→ **STATED GOAL**
Copy everything in the data below exactly except the pictures.

→ **DATA SHOWN**
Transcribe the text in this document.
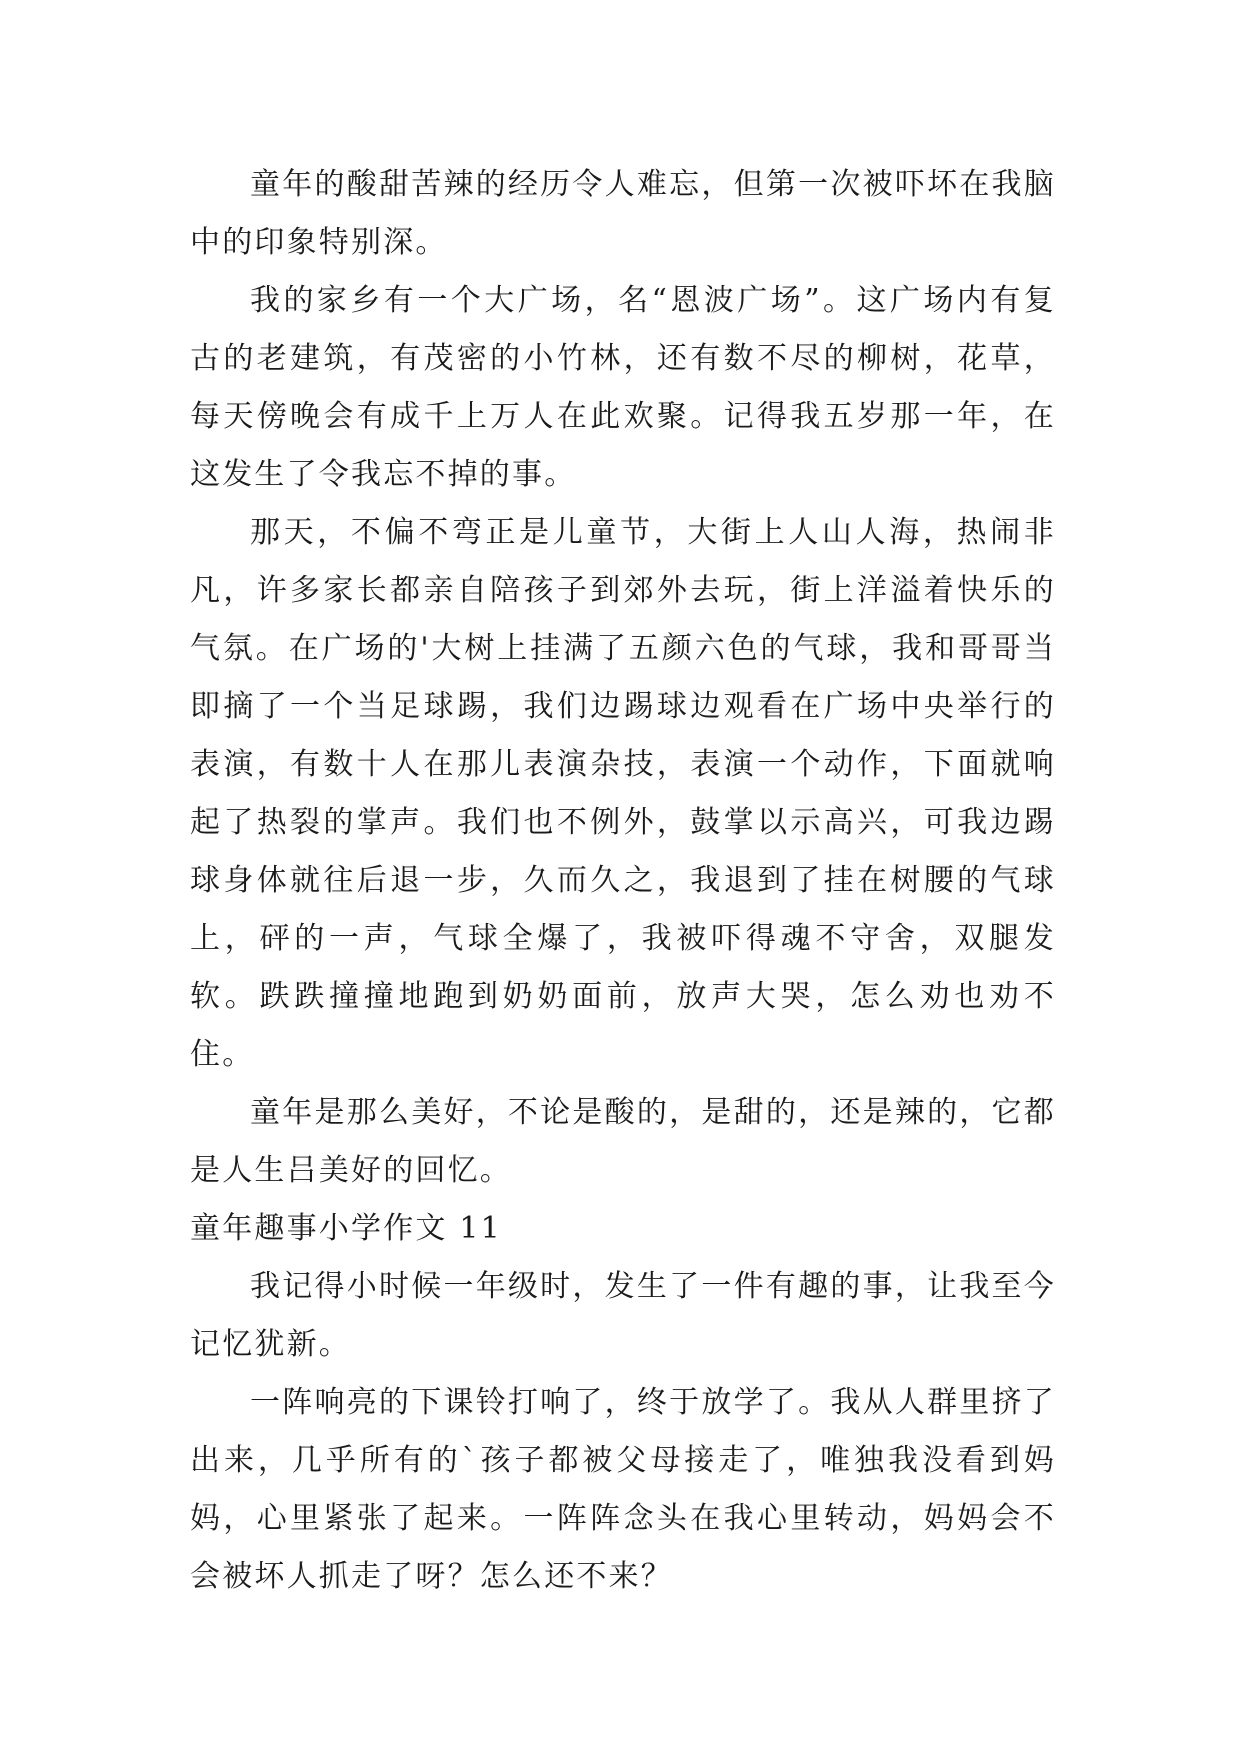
童年的酸甜苦辣的经历令人难忘，但第一次被吓坏在我脑中的印象特别深。

我的家乡有一个大广场，名“恩波广场”。这广场内有复古的老建筑，有茂密的小竹林，还有数不尽的柳树，花草，每天傍晚会有成千上万人在此欢聚。记得我五岁那一年，在这发生了令我忘不掉的事。

那天，不偏不弯正是儿童节，大街上人山人海，热闹非凡，许多家长都亲自陪孩子到郊外去玩，街上洋溢着快乐的气氛。在广场的'大树上挂满了五颜六色的气球，我和哥哥当即摘了一个当足球踢，我们边踢球边观看在广场中央举行的表演，有数十人在那儿表演杂技，表演一个动作，下面就响起了热裂的掌声。我们也不例外，鼓掌以示高兴，可我边踢球身体就往后退一步，久而久之，我退到了挂在树腰的气球上，砰的一声，气球全爆了，我被吓得魂不守舍，双腿发软。跌跌撞撞地跑到奶奶面前，放声大哭，怎么劝也劝不住。

童年是那么美好，不论是酸的，是甜的，还是辣的，它都是人生吕美好的回忆。

童年趣事小学作文 11

我记得小时候一年级时，发生了一件有趣的事，让我至今记忆犹新。

一阵响亮的下课铃打响了，终于放学了。我从人群里挤了出来，几乎所有的`孩子都被父母接走了，唯独我没看到妈妈，心里紧张了起来。一阵阵念头在我心里转动，妈妈会不会被坏人抓走了呀？怎么还不来？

→ **RIGHT ANSWER**
Transcribe the text in this document.
童年的酸甜苦辣的经历令人难忘，但第一次被吓坏在我脑中的印象特别深。

我的家乡有一个大广场，名“恩波广场”。这广场内有复古的老建筑，有茂密的小竹林，还有数不尽的柳树，花草，每天傍晚会有成千上万人在此欢聚。记得我五岁那一年，在这发生了令我忘不掉的事。

那天，不偏不弯正是儿童节，大街上人山人海，热闹非凡，许多家长都亲自陪孩子到郊外去玩，街上洋溢着快乐的气氛。在广场的'大树上挂满了五颜六色的气球，我和哥哥当即摘了一个当足球踢，我们边踢球边观看在广场中央举行的表演，有数十人在那儿表演杂技，表演一个动作，下面就响起了热裂的掌声。我们也不例外，鼓掌以示高兴，可我边踢球身体就往后退一步，久而久之，我退到了挂在树腰的气球上，砰的一声，气球全爆了，我被吓得魂不守舍，双腿发软。跌跌撞撞地跑到奶奶面前，放声大哭，怎么劝也劝不住。

童年是那么美好，不论是酸的，是甜的，还是辣的，它都是人生吕美好的回忆。

童年趣事小学作文 11

我记得小时候一年级时，发生了一件有趣的事，让我至今记忆犹新。

一阵响亮的下课铃打响了，终于放学了。我从人群里挤了出来，几乎所有的`孩子都被父母接走了，唯独我没看到妈妈，心里紧张了起来。一阵阵念头在我心里转动，妈妈会不会被坏人抓走了呀？怎么还不来？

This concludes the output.